→ **Given problem**: Identify each line containing the word "best" and copy it.

→ **Input rows**:
====

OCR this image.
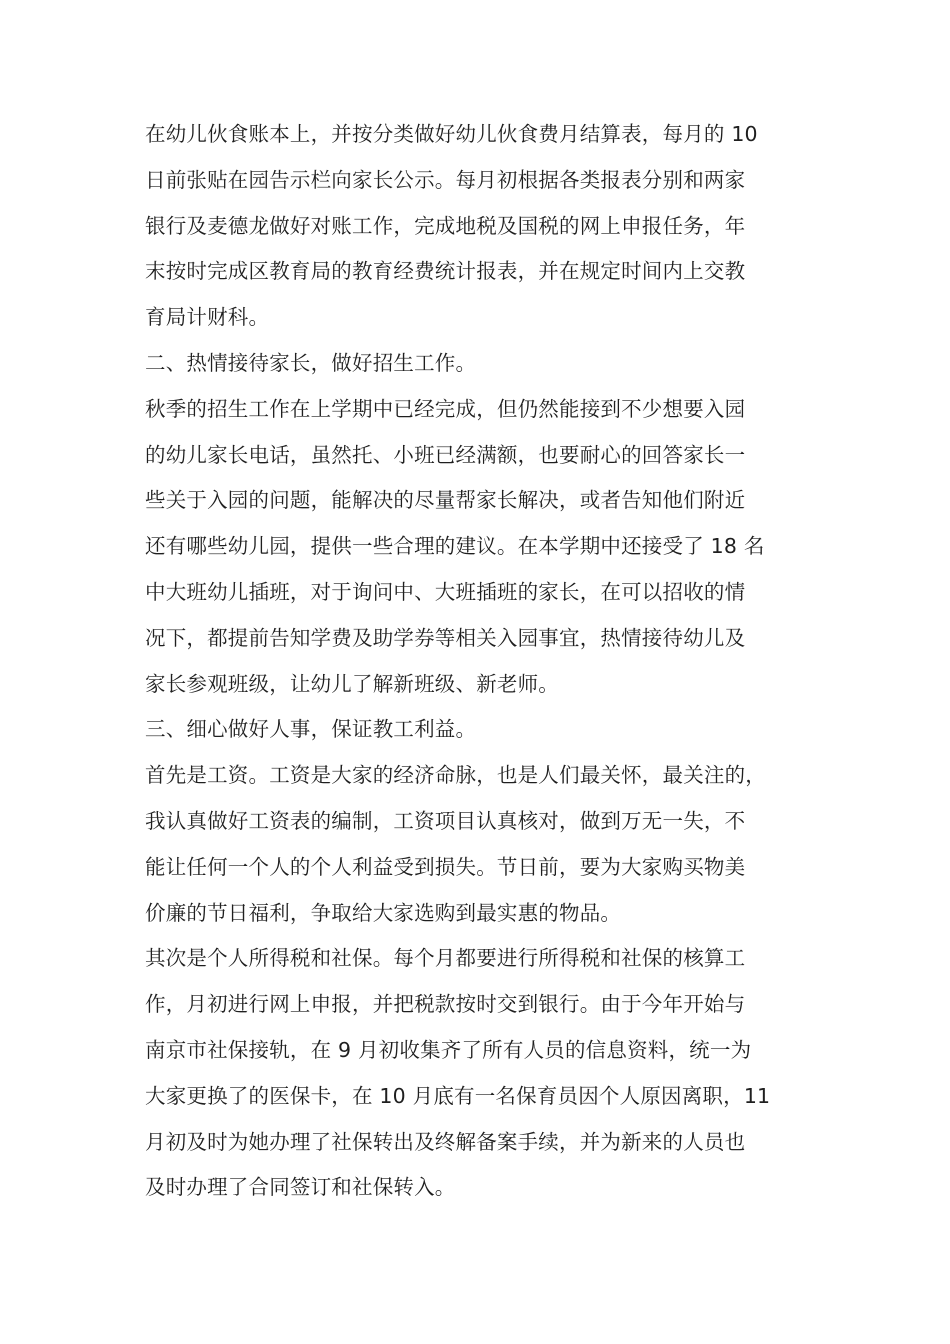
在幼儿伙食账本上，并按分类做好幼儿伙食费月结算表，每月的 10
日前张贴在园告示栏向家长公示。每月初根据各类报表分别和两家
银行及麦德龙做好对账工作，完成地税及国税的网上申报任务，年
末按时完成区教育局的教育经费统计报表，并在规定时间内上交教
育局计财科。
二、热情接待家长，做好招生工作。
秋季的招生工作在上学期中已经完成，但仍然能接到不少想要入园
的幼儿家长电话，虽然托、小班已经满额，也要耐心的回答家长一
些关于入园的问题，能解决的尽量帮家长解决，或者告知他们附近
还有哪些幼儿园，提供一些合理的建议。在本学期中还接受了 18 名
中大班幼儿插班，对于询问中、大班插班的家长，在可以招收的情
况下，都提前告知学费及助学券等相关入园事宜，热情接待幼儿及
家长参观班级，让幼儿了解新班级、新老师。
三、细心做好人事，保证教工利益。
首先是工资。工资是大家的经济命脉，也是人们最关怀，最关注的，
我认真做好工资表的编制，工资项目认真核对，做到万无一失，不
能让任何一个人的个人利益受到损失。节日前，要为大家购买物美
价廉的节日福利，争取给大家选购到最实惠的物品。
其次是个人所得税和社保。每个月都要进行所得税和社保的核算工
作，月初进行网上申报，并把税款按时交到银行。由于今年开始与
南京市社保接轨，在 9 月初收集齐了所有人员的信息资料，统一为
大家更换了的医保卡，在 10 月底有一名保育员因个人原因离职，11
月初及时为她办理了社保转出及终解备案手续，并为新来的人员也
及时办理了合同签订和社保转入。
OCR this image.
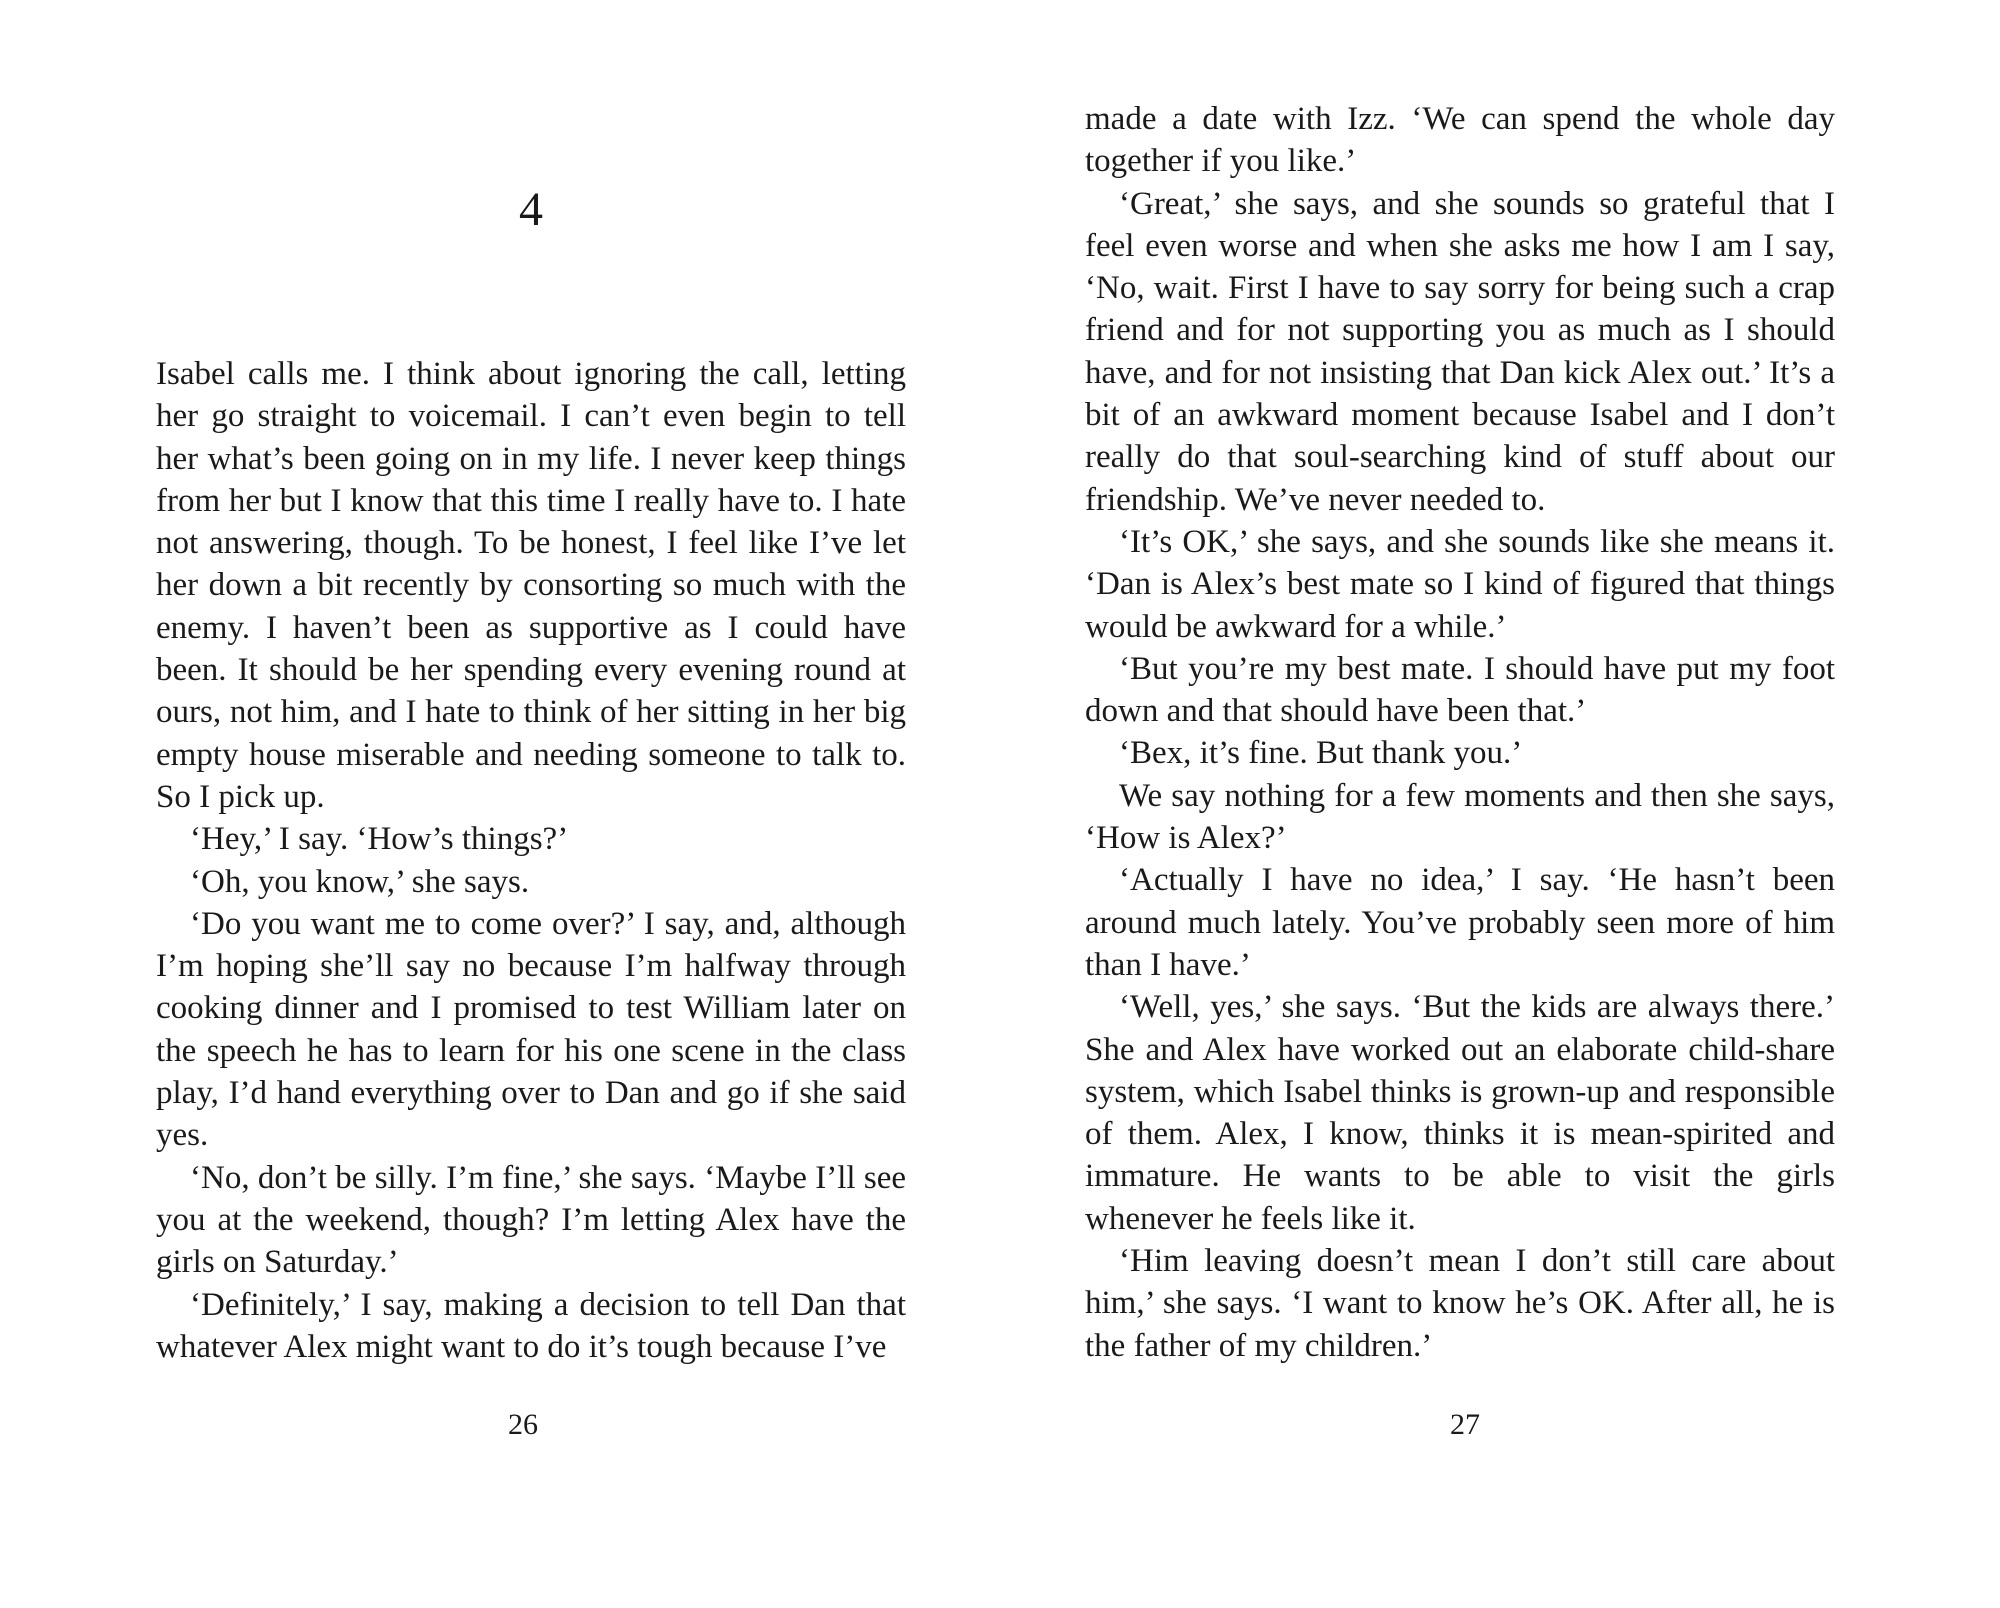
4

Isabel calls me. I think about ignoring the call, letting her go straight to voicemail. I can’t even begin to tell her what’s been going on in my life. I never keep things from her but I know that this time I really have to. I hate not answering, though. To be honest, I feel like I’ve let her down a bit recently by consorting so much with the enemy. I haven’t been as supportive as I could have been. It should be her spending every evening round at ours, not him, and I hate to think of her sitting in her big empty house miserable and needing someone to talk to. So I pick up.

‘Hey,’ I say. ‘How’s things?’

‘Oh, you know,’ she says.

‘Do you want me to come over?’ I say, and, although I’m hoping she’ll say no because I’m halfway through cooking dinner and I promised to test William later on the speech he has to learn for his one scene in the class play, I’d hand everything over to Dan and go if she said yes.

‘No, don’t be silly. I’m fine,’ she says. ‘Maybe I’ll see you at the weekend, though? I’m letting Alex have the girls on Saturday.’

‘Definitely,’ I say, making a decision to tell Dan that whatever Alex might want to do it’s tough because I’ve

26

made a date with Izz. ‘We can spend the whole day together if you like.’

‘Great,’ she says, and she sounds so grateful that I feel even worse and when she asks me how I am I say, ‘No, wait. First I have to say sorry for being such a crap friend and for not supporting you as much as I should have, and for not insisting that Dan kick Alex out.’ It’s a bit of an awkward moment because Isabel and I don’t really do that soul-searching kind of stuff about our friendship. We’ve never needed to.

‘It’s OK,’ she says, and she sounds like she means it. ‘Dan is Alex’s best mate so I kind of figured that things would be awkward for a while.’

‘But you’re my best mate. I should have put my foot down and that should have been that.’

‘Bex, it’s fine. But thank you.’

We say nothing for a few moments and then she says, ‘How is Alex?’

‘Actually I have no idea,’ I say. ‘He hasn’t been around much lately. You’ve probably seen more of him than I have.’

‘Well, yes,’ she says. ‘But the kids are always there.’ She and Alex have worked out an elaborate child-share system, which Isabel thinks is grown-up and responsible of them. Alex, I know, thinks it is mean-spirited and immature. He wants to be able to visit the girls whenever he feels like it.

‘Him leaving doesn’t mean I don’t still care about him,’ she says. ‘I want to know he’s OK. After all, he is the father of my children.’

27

====

→ **Reply to the exercise**:
‘It’s OK,’ she says, and she sounds like she means it. ‘Dan is Alex’s best mate so I kind of figured that things would be awkward for a while.’
‘But you’re my best mate. I should have put my foot down and that should have been that.’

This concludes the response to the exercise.